Records shown:
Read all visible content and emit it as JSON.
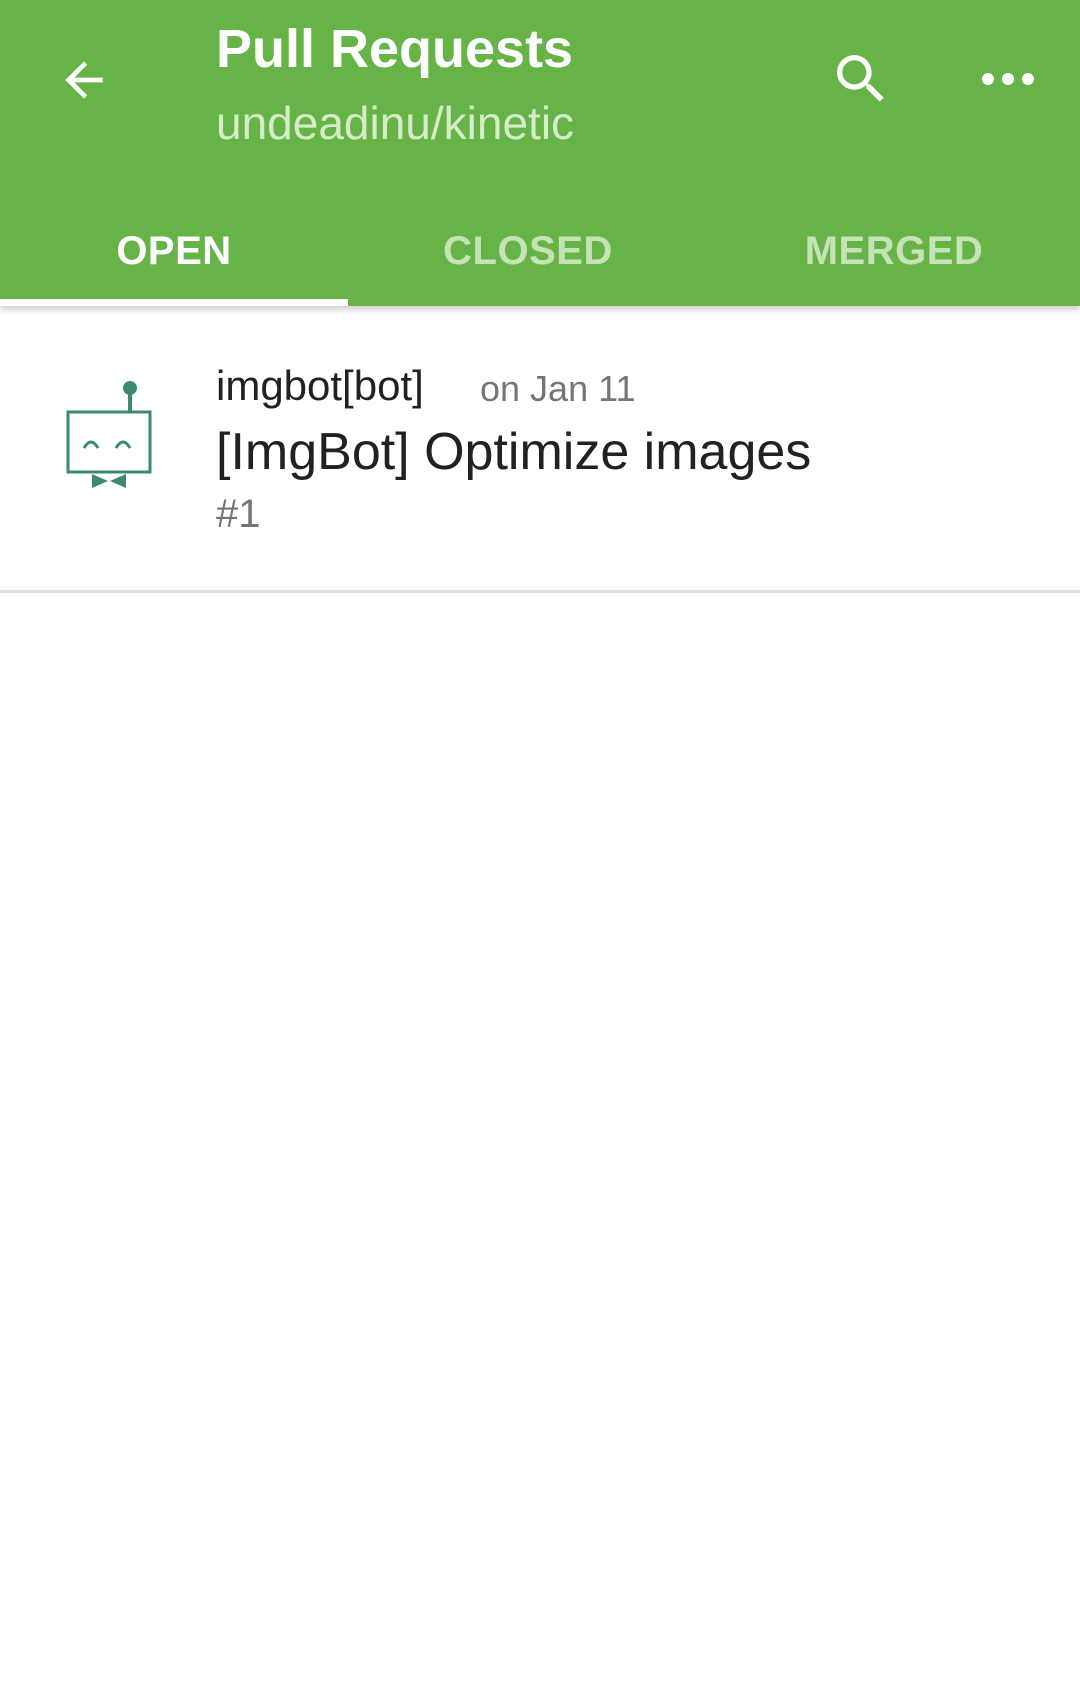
{
  "header": {
    "title": "Pull Requests",
    "subtitle": "undeadinu/kinetic",
    "back_icon": "arrow-back-icon",
    "search_icon": "search-icon",
    "more_icon": "more-horizontal-icon"
  },
  "tabs": [
    {
      "label": "OPEN",
      "selected": true
    },
    {
      "label": "CLOSED",
      "selected": false
    },
    {
      "label": "MERGED",
      "selected": false
    }
  ],
  "pull_requests": [
    {
      "author": "imgbot[bot]",
      "date": "on Jan 11",
      "title": "[ImgBot] Optimize images",
      "number": "#1",
      "avatar_icon": "robot-avatar-icon"
    }
  ],
  "colors": {
    "primary": "#66b447",
    "avatar": "#3d8a72"
  }
}
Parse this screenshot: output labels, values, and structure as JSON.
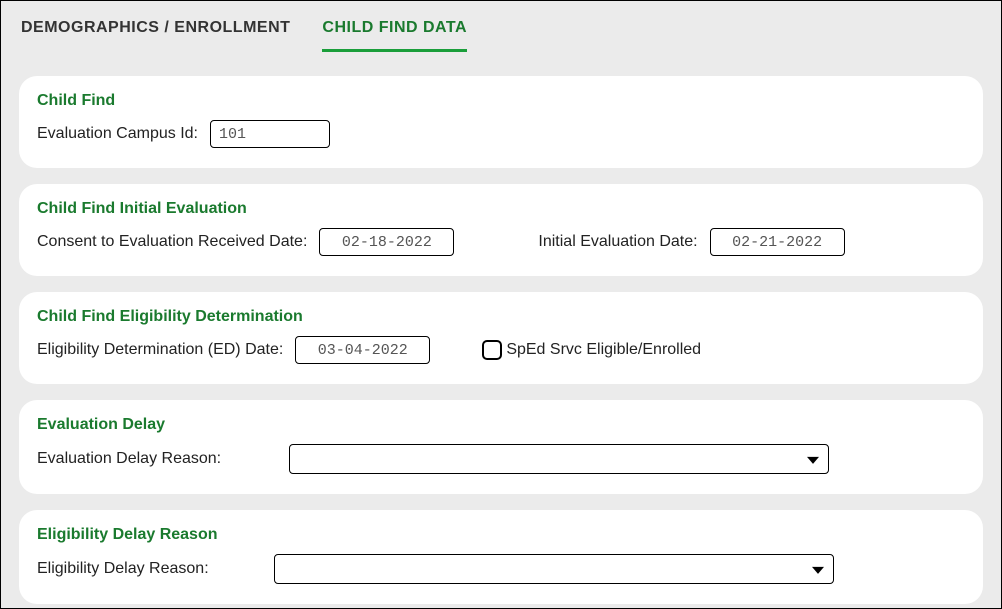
{
  "tabs": {
    "demographics": "DEMOGRAPHICS / ENROLLMENT",
    "childFindData": "CHILD FIND DATA"
  },
  "sections": {
    "childFind": {
      "title": "Child Find",
      "evalCampusLabel": "Evaluation Campus Id:",
      "evalCampusValue": "101"
    },
    "initialEval": {
      "title": "Child Find Initial Evaluation",
      "consentLabel": "Consent to Evaluation Received Date:",
      "consentValue": "02-18-2022",
      "initialEvalLabel": "Initial Evaluation Date:",
      "initialEvalValue": "02-21-2022"
    },
    "eligibility": {
      "title": "Child Find Eligibility Determination",
      "edDateLabel": "Eligibility Determination (ED) Date:",
      "edDateValue": "03-04-2022",
      "spedLabel": "SpEd Srvc Eligible/Enrolled"
    },
    "evalDelay": {
      "title": "Evaluation Delay",
      "label": "Evaluation Delay Reason:",
      "value": ""
    },
    "eligDelay": {
      "title": "Eligibility Delay Reason",
      "label": "Eligibility Delay Reason:",
      "value": ""
    }
  }
}
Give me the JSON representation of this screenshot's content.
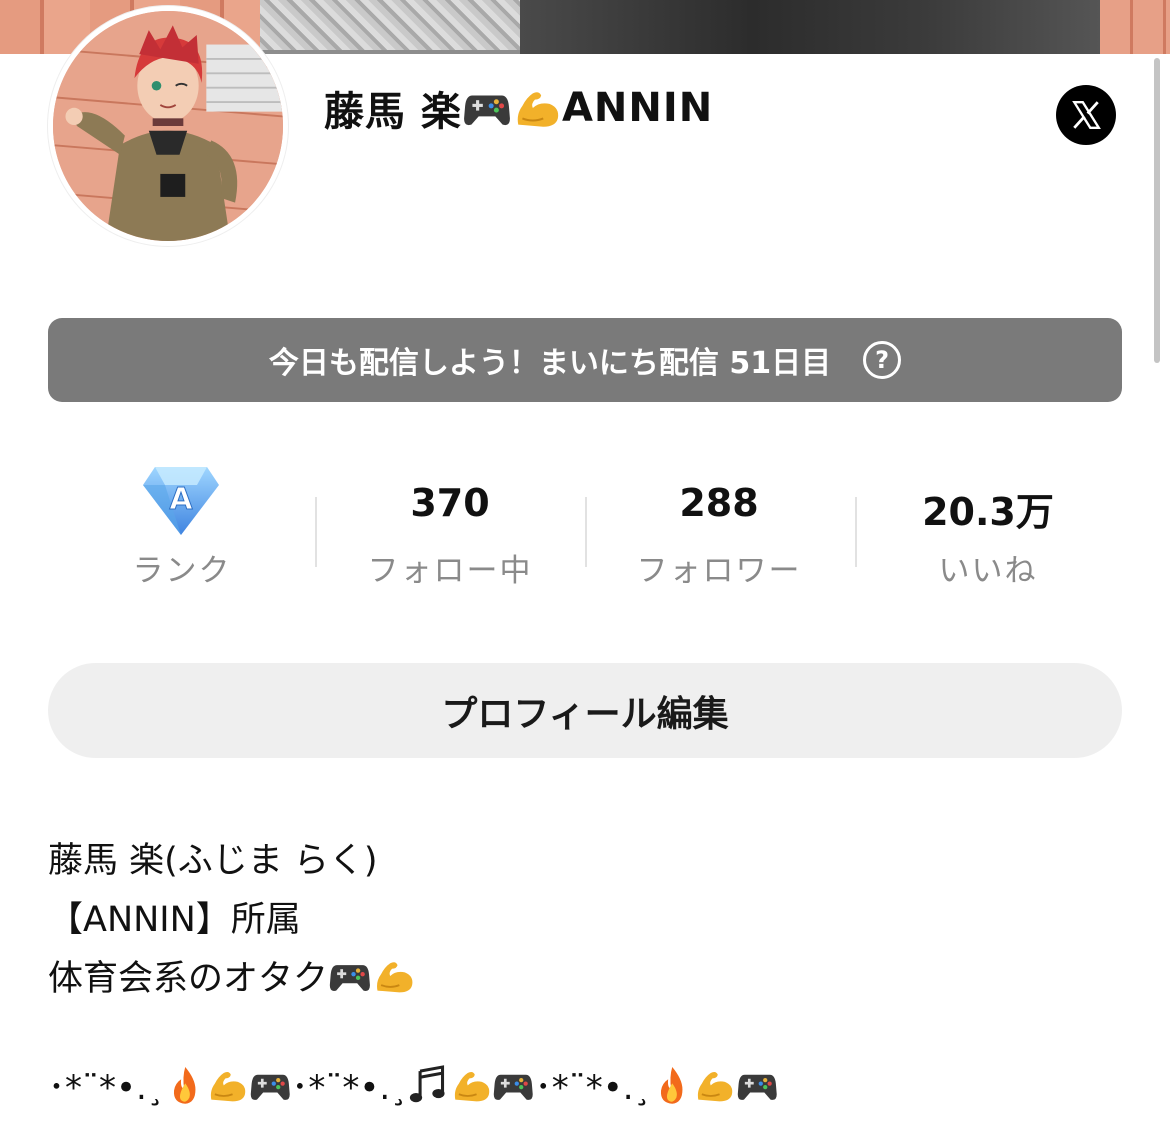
{
  "profile": {
    "name": "藤馬 楽",
    "name_suffix": "ANNIN",
    "name_emojis": [
      "game-controller-icon",
      "flexed-biceps-icon"
    ]
  },
  "social": {
    "x_icon": "x-logo-icon"
  },
  "streak": {
    "text": "今日も配信しよう！まいにち配信 51日目",
    "help_icon": "question-circle-icon",
    "help_glyph": "?"
  },
  "stats": {
    "rank_letter": "A",
    "rank_label": "ランク",
    "following_value": "370",
    "following_label": "フォロー中",
    "followers_value": "288",
    "followers_label": "フォロワー",
    "likes_value": "20.3万",
    "likes_label": "いいね"
  },
  "edit_profile_label": "プロフィール編集",
  "bio": {
    "line1": "藤馬 楽(ふじま らく)",
    "line2": "【ANNIN】所属",
    "line3": "体育会系のオタク",
    "deco_segment": "･*¨*•.¸"
  },
  "colors": {
    "streak_bg": "#7a7a7a",
    "button_bg": "#efefef",
    "label_gray": "#8a8a8a",
    "rank_blue": "#5aa6ea"
  }
}
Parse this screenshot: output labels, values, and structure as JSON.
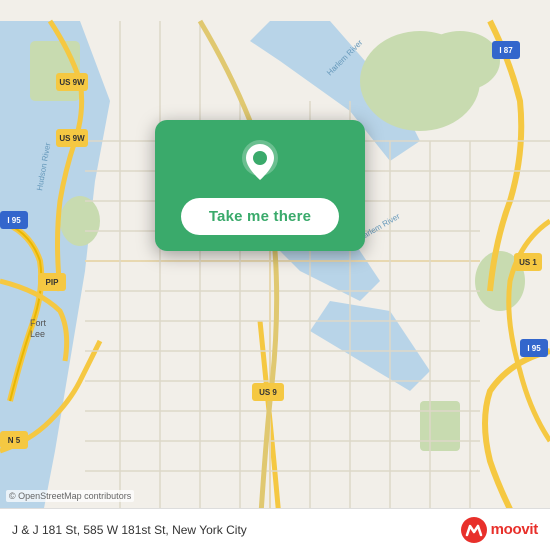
{
  "map": {
    "attribution": "© OpenStreetMap contributors",
    "location": "J & J 181 St, 585 W 181st St, New York City"
  },
  "card": {
    "button_label": "Take me there"
  },
  "branding": {
    "name": "moovit"
  }
}
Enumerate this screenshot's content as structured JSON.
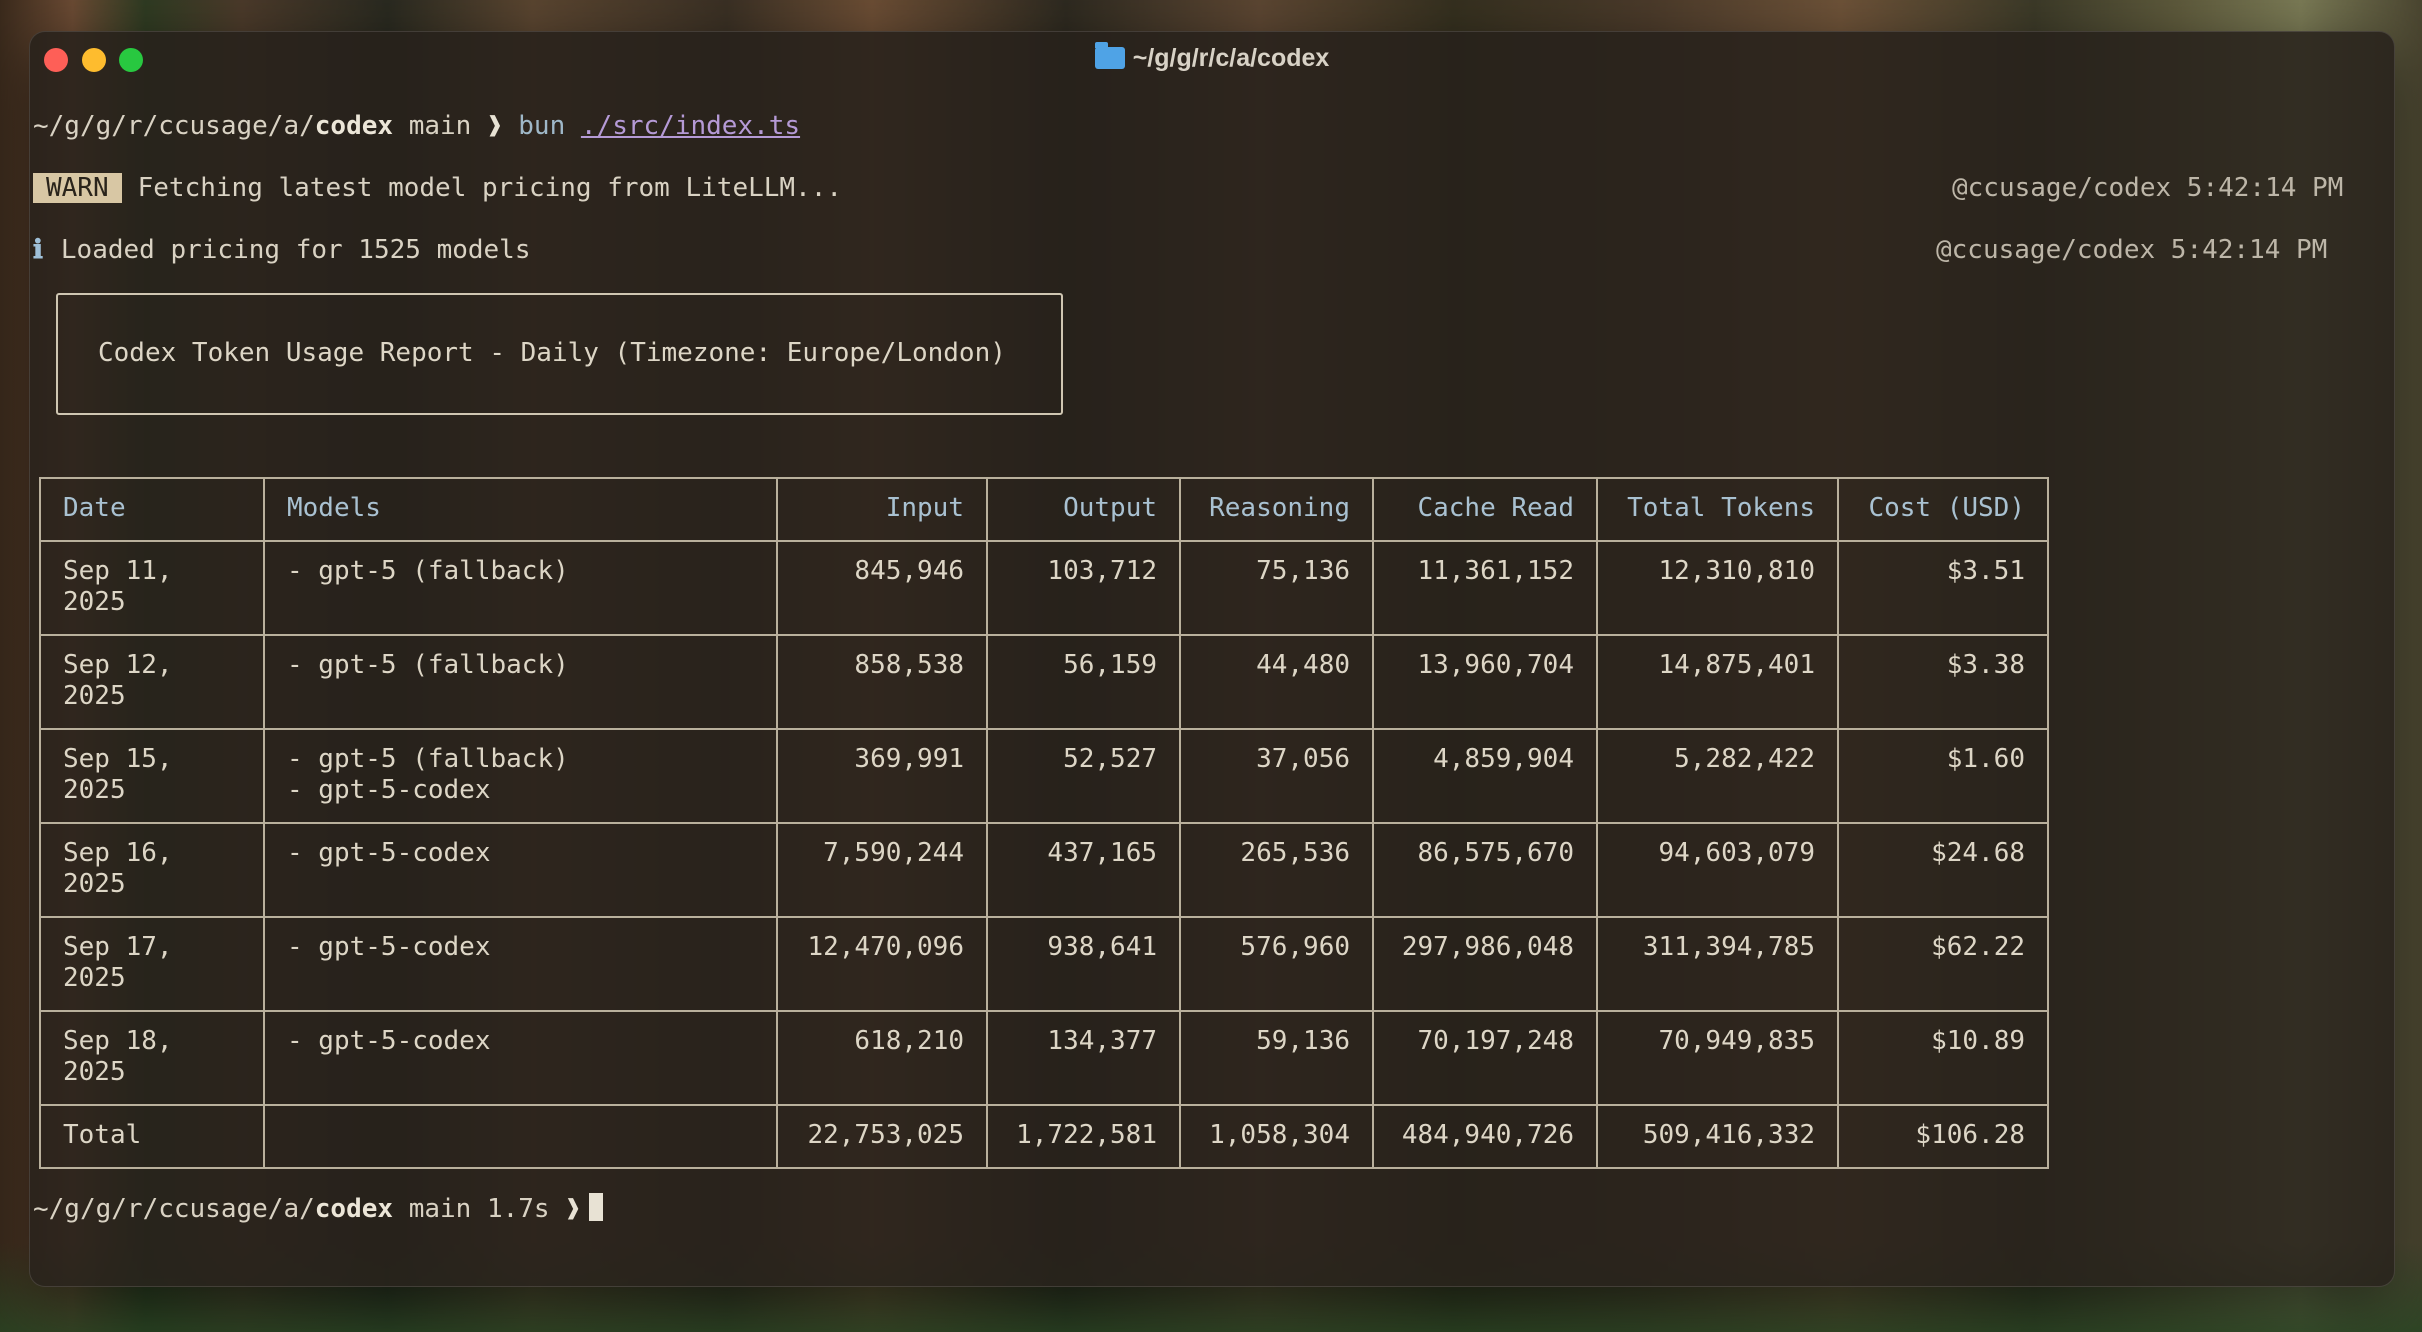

Stated exercise:
All of the material above is to be copied exactly, except for its images.

Completed exercise:
Read all visible content and emit it as JSON.
{
  "header": {
    "title": "Pull Requests",
    "subtitle": "undeadinu/kinetic",
    "back_icon": "arrow-back-icon",
    "search_icon": "search-icon",
    "more_icon": "more-horizontal-icon"
  },
  "tabs": [
    {
      "label": "OPEN",
      "selected": true
    },
    {
      "label": "CLOSED",
      "selected": false
    },
    {
      "label": "MERGED",
      "selected": false
    }
  ],
  "pull_requests": [
    {
      "author": "imgbot[bot]",
      "date": "on Jan 11",
      "title": "[ImgBot] Optimize images",
      "number": "#1",
      "avatar_icon": "robot-avatar-icon"
    }
  ],
  "colors": {
    "primary": "#66b447",
    "avatar": "#3d8a72"
  }
}
Parse this screenshot: output labels, values, and structure as JSON.
{
  "tabs": {
    "demographics": "DEMOGRAPHICS / ENROLLMENT",
    "childFindData": "CHILD FIND DATA"
  },
  "sections": {
    "childFind": {
      "title": "Child Find",
      "evalCampusLabel": "Evaluation Campus Id:",
      "evalCampusValue": "101"
    },
    "initialEval": {
      "title": "Child Find Initial Evaluation",
      "consentLabel": "Consent to Evaluation Received Date:",
      "consentValue": "02-18-2022",
      "initialEvalLabel": "Initial Evaluation Date:",
      "initialEvalValue": "02-21-2022"
    },
    "eligibility": {
      "title": "Child Find Eligibility Determination",
      "edDateLabel": "Eligibility Determination (ED) Date:",
      "edDateValue": "03-04-2022",
      "spedLabel": "SpEd Srvc Eligible/Enrolled"
    },
    "evalDelay": {
      "title": "Evaluation Delay",
      "label": "Evaluation Delay Reason:",
      "value": ""
    },
    "eligDelay": {
      "title": "Eligibility Delay Reason",
      "label": "Eligibility Delay Reason:",
      "value": ""
    }
  }
}
Give me the JSON representation of this screenshot's content.
{
  "profile": {
    "name": "藤馬 楽",
    "name_suffix": "ANNIN",
    "name_emojis": [
      "game-controller-icon",
      "flexed-biceps-icon"
    ]
  },
  "social": {
    "x_icon": "x-logo-icon"
  },
  "streak": {
    "text": "今日も配信しよう！まいにち配信 51日目",
    "help_icon": "question-circle-icon",
    "help_glyph": "?"
  },
  "stats": {
    "rank_letter": "A",
    "rank_label": "ランク",
    "following_value": "370",
    "following_label": "フォロー中",
    "followers_value": "288",
    "followers_label": "フォロワー",
    "likes_value": "20.3万",
    "likes_label": "いいね"
  },
  "edit_profile_label": "プロフィール編集",
  "bio": {
    "line1": "藤馬 楽(ふじま らく)",
    "line2": "【ANNIN】所属",
    "line3": "体育会系のオタク",
    "deco_segment": "･*¨*•.¸"
  },
  "colors": {
    "streak_bg": "#7a7a7a",
    "button_bg": "#efefef",
    "label_gray": "#8a8a8a",
    "rank_blue": "#5aa6ea"
  }
}
Parse this screenshot: output labels, values, and structure as JSON.
{
  "map": {
    "attribution": "© OpenStreetMap contributors",
    "location": "J & J 181 St, 585 W 181st St, New York City"
  },
  "card": {
    "button_label": "Take me there"
  },
  "branding": {
    "name": "moovit"
  }
}
Enumerate this screenshot's content as structured JSON.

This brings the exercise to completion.